- [RECORDS SUPPLIED]:
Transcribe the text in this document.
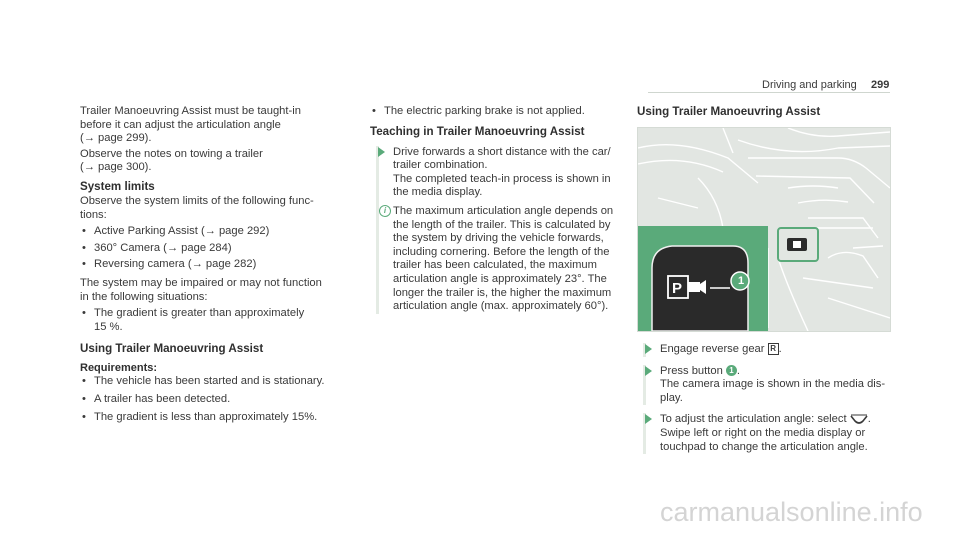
Driving and parking 299

Trailer Manoeuvring Assist must be taught-in

before it can adjust the articulation angle

(→ page 299).

Observe the notes on towing a trailer

(→ page 300).

System limits

Observe the system limits of the following func-

tions:

• Active Parking Assist (→ page 292)
• 360° Camera (→ page 284)
• Reversing camera (→ page 282)

The system may be impaired or may not function

in the following situations:

• The gradient is greater than approximately
15 %.

Using Trailer Manoeuvring Assist

Requirements:

• The vehicle has been started and is stationary.
• A trailer has been detected.
• The gradient is less than approximately 15%.
• The electric parking brake is not applied.

Teaching in Trailer Manoeuvring Assist

Drive forwards a short distance with the car/

trailer combination.

The completed teach-in process is shown in

the media display.

i The maximum articulation angle depends on

the length of the trailer. This is calculated by

the system by driving the vehicle forwards,

including cornering. Before the length of the

trailer has been calculated, the maximum

articulation angle is approximately 23°. The

longer the trailer is, the higher the maximum

articulation angle (max. approximately 60°).

Using Trailer Manoeuvring Assist

P	1

Engage reverse gear R .

Press button 1 .

The camera image is shown in the media dis-

play.

To adjust the articulation angle: select .

Swipe left or right on the media display or

touchpad to change the articulation angle.

carmanualsonline.info
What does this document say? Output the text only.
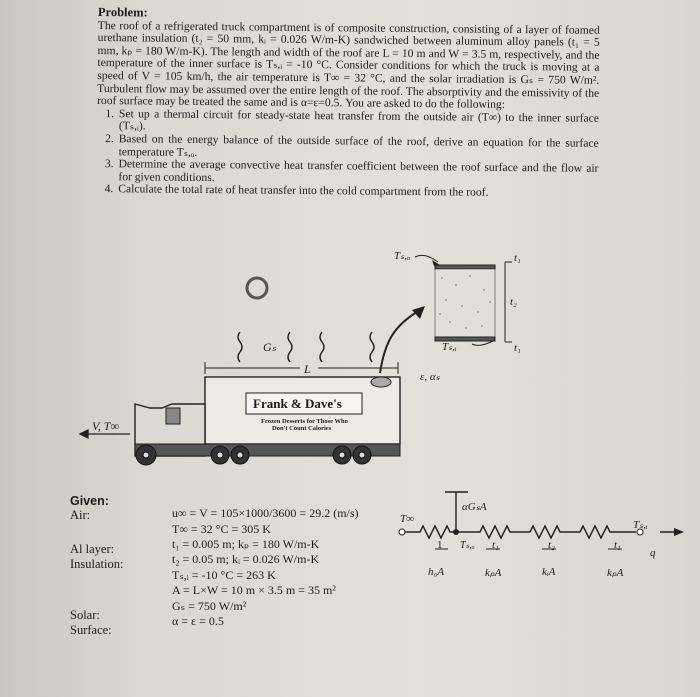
Problem:

The roof of a refrigerated truck compartment is of composite construction, consisting of a layer of foamed urethane insulation (t₂ = 50 mm, kᵢ = 0.026 W/m-K) sandwiched between aluminum alloy panels (t₁ = 5 mm, kₚ = 180 W/m-K). The length and width of the roof are L = 10 m and W = 3.5 m, respectively, and the temperature of the inner surface is Tₛ,ᵢ = -10 °C. Consider conditions for which the truck is moving at a speed of V = 105 km/h, the air temperature is T∞ = 32 °C, and the solar irradiation is Gₛ = 750 W/m². Turbulent flow may be assumed over the entire length of the roof. The absorptivity and the emissivity of the roof surface may be treated the same and is α=ε=0.5. You are asked to do the following:

1. Set up a thermal circuit for steady-state heat transfer from the outside air (T∞) to the inner surface (Tₛ,ᵢ).
2. Based on the energy balance of the outside surface of the roof, derive an equation for the surface temperature Tₛ,ₒ.
3. Determine the average convective heat transfer coefficient between the roof surface and the flow air for given conditions.
4. Calculate the total rate of heat transfer into the cold compartment from the roof.
Gₛ
L
ε, αₛ
V, T∞
Tₛ,ₒ
Tₛ,ᵢ
t₁
t₂
t₁
Frank & Dave's
Frozen Desserts for Those Who
Don't Count Calories
Given:
Air:
Al layer:
Insulation:
Solar:
Surface:
u∞ = V = 105×1000/3600 = 29.2 (m/s)
T∞ = 32 °C = 305 K
t₁ = 0.005 m; kₚ = 180 W/m-K
t₂ = 0.05 m; kᵢ = 0.026 W/m-K
Tₛ,ᵢ = -10 °C = 263 K
A = L×W = 10 m × 3.5 m = 35 m²
Gₛ = 750 W/m²
α = ε = 0.5
T∞
αGₛA
Tₛ,ₒ
Tₛ,ᵢ
q
1
h₀A
t₁
kₚA
t₂
kᵢA
t₁
kₚA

- [TASK REQUIREMENTS]:
Copy the records above exactly, leaving out every picture.

- [ANSWER TO THIS EXERCISE]:
Transcribe the text in this document.
Driving and parking 299

Trailer Manoeuvring Assist must be taught-in

before it can adjust the articulation angle

(→ page 299).

Observe the notes on towing a trailer

(→ page 300).

System limits

Observe the system limits of the following func-

tions:

• Active Parking Assist (→ page 292)
• 360° Camera (→ page 284)
• Reversing camera (→ page 282)

The system may be impaired or may not function

in the following situations:

• The gradient is greater than approximately
15 %.

Using Trailer Manoeuvring Assist

Requirements:

• The vehicle has been started and is stationary.
• A trailer has been detected.
• The gradient is less than approximately 15%.
• The electric parking brake is not applied.

Teaching in Trailer Manoeuvring Assist

Drive forwards a short distance with the car/

trailer combination.

The completed teach-in process is shown in

the media display.

i The maximum articulation angle depends on

the length of the trailer. This is calculated by

the system by driving the vehicle forwards,

including cornering. Before the length of the

trailer has been calculated, the maximum

articulation angle is approximately 23°. The

longer the trailer is, the higher the maximum

articulation angle (max. approximately 60°).

Using Trailer Manoeuvring Assist

P	1

Engage reverse gear R .

Press button 1 .

The camera image is shown in the media dis-

play.

To adjust the articulation angle: select .

Swipe left or right on the media display or

touchpad to change the articulation angle.

carmanualsonline.info
What does this document say? Output the text only.
Problem:

The roof of a refrigerated truck compartment is of composite construction, consisting of a layer of foamed urethane insulation (t₂ = 50 mm, kᵢ = 0.026 W/m-K) sandwiched between aluminum alloy panels (t₁ = 5 mm, kₚ = 180 W/m-K). The length and width of the roof are L = 10 m and W = 3.5 m, respectively, and the temperature of the inner surface is Tₛ,ᵢ = -10 °C. Consider conditions for which the truck is moving at a speed of V = 105 km/h, the air temperature is T∞ = 32 °C, and the solar irradiation is Gₛ = 750 W/m². Turbulent flow may be assumed over the entire length of the roof. The absorptivity and the emissivity of the roof surface may be treated the same and is α=ε=0.5. You are asked to do the following:

1. Set up a thermal circuit for steady-state heat transfer from the outside air (T∞) to the inner surface (Tₛ,ᵢ).
2. Based on the energy balance of the outside surface of the roof, derive an equation for the surface temperature Tₛ,ₒ.
3. Determine the average convective heat transfer coefficient between the roof surface and the flow air for given conditions.
4. Calculate the total rate of heat transfer into the cold compartment from the roof.
Gₛ
L
ε, αₛ
V, T∞
Tₛ,ₒ
Tₛ,ᵢ
t₁
t₂
t₁
Frank & Dave's
Frozen Desserts for Those Who
Don't Count Calories
Given:
Air:
Al layer:
Insulation:
Solar:
Surface:
u∞ = V = 105×1000/3600 = 29.2 (m/s)
T∞ = 32 °C = 305 K
t₁ = 0.005 m; kₚ = 180 W/m-K
t₂ = 0.05 m; kᵢ = 0.026 W/m-K
Tₛ,ᵢ = -10 °C = 263 K
A = L×W = 10 m × 3.5 m = 35 m²
Gₛ = 750 W/m²
α = ε = 0.5
T∞
αGₛA
Tₛ,ₒ
Tₛ,ᵢ
q
1
h₀A
t₁
kₚA
t₂
kᵢA
t₁
kₚA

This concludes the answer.